### Entries

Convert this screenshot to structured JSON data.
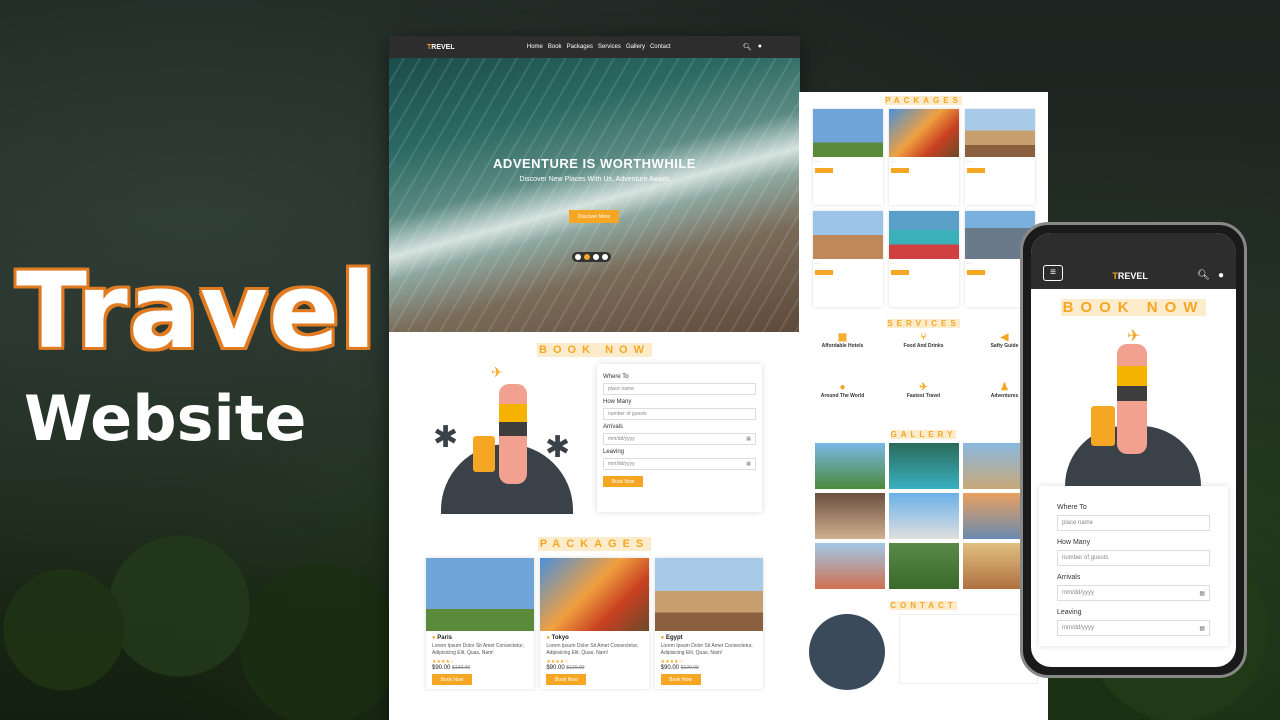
{
  "banner": {
    "title": "Travel",
    "subtitle": "Website"
  },
  "desktop": {
    "logo_first": "T",
    "logo_rest": "REVEL",
    "nav": [
      "Home",
      "Book",
      "Packages",
      "Services",
      "Gallery",
      "Contact"
    ],
    "hero": {
      "heading": "ADVENTURE IS WORTHWHILE",
      "text": "Discover New Places With Us, Adventure Awaits",
      "button": "Discover More"
    },
    "book": {
      "title": "BOOK NOW",
      "where_label": "Where To",
      "where_ph": "place name",
      "many_label": "How Many",
      "many_ph": "number of guests",
      "arr_label": "Arrivals",
      "arr_ph": "mm/dd/yyyy",
      "leave_label": "Leaving",
      "leave_ph": "mm/dd/yyyy",
      "button": "Book Now"
    },
    "packages": {
      "title": "PACKAGES",
      "items": [
        {
          "name": "Paris",
          "desc": "Lorem Ipsum Dolor Sit Amet Consectetur, Adipisicing Elit. Quas, Nam!",
          "stars": "★★★★☆",
          "price": "$90.00",
          "old": "$120.00",
          "button": "Book Now"
        },
        {
          "name": "Tokyo",
          "desc": "Lorem Ipsum Dolor Sit Amet Consectetur, Adipisicing Elit. Quas, Nam!",
          "stars": "★★★★☆",
          "price": "$90.00",
          "old": "$120.00",
          "button": "Book Now"
        },
        {
          "name": "Egypt",
          "desc": "Lorem Ipsum Dolor Sit Amet Consectetur, Adipisicing Elit. Quas, Nam!",
          "stars": "★★★★☆",
          "price": "$90.00",
          "old": "$120.00",
          "button": "Book Now"
        }
      ]
    }
  },
  "page2": {
    "packages_title": "PACKAGES",
    "services_title": "SERVICES",
    "gallery_title": "GALLERY",
    "contact_title": "CONTACT",
    "services": [
      "Affordable Hotels",
      "Food And Drinks",
      "Safty Guide",
      "Around The World",
      "Fastest Travel",
      "Adventures"
    ]
  },
  "phone": {
    "logo_first": "T",
    "logo_rest": "REVEL",
    "title": "BOOK NOW",
    "where_label": "Where To",
    "where_ph": "place name",
    "many_label": "How Many",
    "many_ph": "number of guests",
    "arr_label": "Arrivals",
    "arr_ph": "mm/dd/yyyy",
    "leave_label": "Leaving",
    "leave_ph": "mm/dd/yyyy"
  }
}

### Problem to work on
Repeat the material exactly as it reads, without any of its pictures.

### Exercise result
Convert this screenshot to structured JSON data.
{
  "banner": {
    "title": "Travel",
    "subtitle": "Website"
  },
  "desktop": {
    "logo_first": "T",
    "logo_rest": "REVEL",
    "nav": [
      "Home",
      "Book",
      "Packages",
      "Services",
      "Gallery",
      "Contact"
    ],
    "hero": {
      "heading": "ADVENTURE IS WORTHWHILE",
      "text": "Discover New Places With Us, Adventure Awaits",
      "button": "Discover More"
    },
    "book": {
      "title": "BOOK NOW",
      "where_label": "Where To",
      "where_ph": "place name",
      "many_label": "How Many",
      "many_ph": "number of guests",
      "arr_label": "Arrivals",
      "arr_ph": "mm/dd/yyyy",
      "leave_label": "Leaving",
      "leave_ph": "mm/dd/yyyy",
      "button": "Book Now"
    },
    "packages": {
      "title": "PACKAGES",
      "items": [
        {
          "name": "Paris",
          "desc": "Lorem Ipsum Dolor Sit Amet Consectetur, Adipisicing Elit. Quas, Nam!",
          "stars": "★★★★☆",
          "price": "$90.00",
          "old": "$120.00",
          "button": "Book Now"
        },
        {
          "name": "Tokyo",
          "desc": "Lorem Ipsum Dolor Sit Amet Consectetur, Adipisicing Elit. Quas, Nam!",
          "stars": "★★★★☆",
          "price": "$90.00",
          "old": "$120.00",
          "button": "Book Now"
        },
        {
          "name": "Egypt",
          "desc": "Lorem Ipsum Dolor Sit Amet Consectetur, Adipisicing Elit. Quas, Nam!",
          "stars": "★★★★☆",
          "price": "$90.00",
          "old": "$120.00",
          "button": "Book Now"
        }
      ]
    }
  },
  "page2": {
    "packages_title": "PACKAGES",
    "services_title": "SERVICES",
    "gallery_title": "GALLERY",
    "contact_title": "CONTACT",
    "services": [
      "Affordable Hotels",
      "Food And Drinks",
      "Safty Guide",
      "Around The World",
      "Fastest Travel",
      "Adventures"
    ]
  },
  "phone": {
    "logo_first": "T",
    "logo_rest": "REVEL",
    "title": "BOOK NOW",
    "where_label": "Where To",
    "where_ph": "place name",
    "many_label": "How Many",
    "many_ph": "number of guests",
    "arr_label": "Arrivals",
    "arr_ph": "mm/dd/yyyy",
    "leave_label": "Leaving",
    "leave_ph": "mm/dd/yyyy"
  }
}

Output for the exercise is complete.